Texto para analizar:
Traducción inversa

Socializar el sufrimiento

  Recuerdo esa expresión, sacada de algún Zutabe manoseado o de cualquier otro instrumento de propaganda de ETA. Para esos desalmados, "Socializar el sufrimiento" equivalía a extender el terror dentro y fuera de Euskadi y provocar destrozos irreparables en vidas y haciendas. Nunca el término "socialismo", desde los tiempos de las viejas "democracias populares", había sido usado con tanta desvergüenza conceptual, con un abuso tan manifiesto de su semántica básica.

  Y bien, hemos llegado a un punto en que cualquier experto que se precie no se acerca al plató de una televisión, a un estudio de radio o a la tribuna de un periódico sin tener preparado un discurso apocalíptico de andar por casa, para insuflar un poco de optimismo al personal. Santiago Niño Becerra, por ejemplo. El catedrático de la Universidad Ramón Llull es autor del libro El crash del 2010, donde explica que lo peor de la crisis económica comienza precisamente ahora. Lo peor: más restricciones crediticias, más deuda pública, más paro y menos consumo.

Datos de análisis de la maquetación de páginas:
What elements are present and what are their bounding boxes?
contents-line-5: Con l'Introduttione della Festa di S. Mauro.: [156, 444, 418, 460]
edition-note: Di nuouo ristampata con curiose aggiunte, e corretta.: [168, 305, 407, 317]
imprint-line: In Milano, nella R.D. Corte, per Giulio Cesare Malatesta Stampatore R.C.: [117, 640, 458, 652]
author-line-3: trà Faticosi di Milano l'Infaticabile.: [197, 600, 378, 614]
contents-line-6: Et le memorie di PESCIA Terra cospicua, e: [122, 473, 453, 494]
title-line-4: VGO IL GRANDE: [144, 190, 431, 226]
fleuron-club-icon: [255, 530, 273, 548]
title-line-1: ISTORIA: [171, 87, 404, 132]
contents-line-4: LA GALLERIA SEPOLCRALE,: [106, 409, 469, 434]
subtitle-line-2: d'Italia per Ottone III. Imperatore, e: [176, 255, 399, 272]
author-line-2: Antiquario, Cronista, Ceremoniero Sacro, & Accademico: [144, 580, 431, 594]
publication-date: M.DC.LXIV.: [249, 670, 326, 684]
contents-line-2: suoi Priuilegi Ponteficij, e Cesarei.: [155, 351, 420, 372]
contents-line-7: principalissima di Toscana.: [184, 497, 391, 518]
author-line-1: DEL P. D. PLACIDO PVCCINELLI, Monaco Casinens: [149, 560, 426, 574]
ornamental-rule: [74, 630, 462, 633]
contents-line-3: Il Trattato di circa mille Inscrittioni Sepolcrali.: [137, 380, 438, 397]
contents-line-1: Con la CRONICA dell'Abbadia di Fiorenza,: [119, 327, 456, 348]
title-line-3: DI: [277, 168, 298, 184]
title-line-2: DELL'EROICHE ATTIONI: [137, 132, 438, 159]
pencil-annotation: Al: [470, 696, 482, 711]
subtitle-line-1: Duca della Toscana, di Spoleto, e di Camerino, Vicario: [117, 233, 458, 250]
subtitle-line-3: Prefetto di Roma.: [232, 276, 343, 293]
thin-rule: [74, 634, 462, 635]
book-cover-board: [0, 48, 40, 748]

Tarea: Escribe la continuación del texto sobre la expresión «socializar el sufrimiento», empezando justo después de su última oración.

Respuesta escrita:
  Incluso suponiendo que estos profetas de la catástrofe tengan razón (lo cual está por ver), la pregunta es: ¿Y quién tiene que soportar las consecuencias? ¿Debe pagar igual un pensionista que un directivo de banca? Ahora que hasta John Cobra Aznar –protagonista de un delicioso retour d’âge- ha aprendido a levantar el dedo corazón ante los que le afean las ideas, deberíamos ser capaces de replicar, a los que nos quieren condenar a un sufrimiento selectivamente socializado, que la crisis tiene unos causantes muy claros. Si hay que sufrir, que comiencen ellos. Luego ya vamos dando la vez.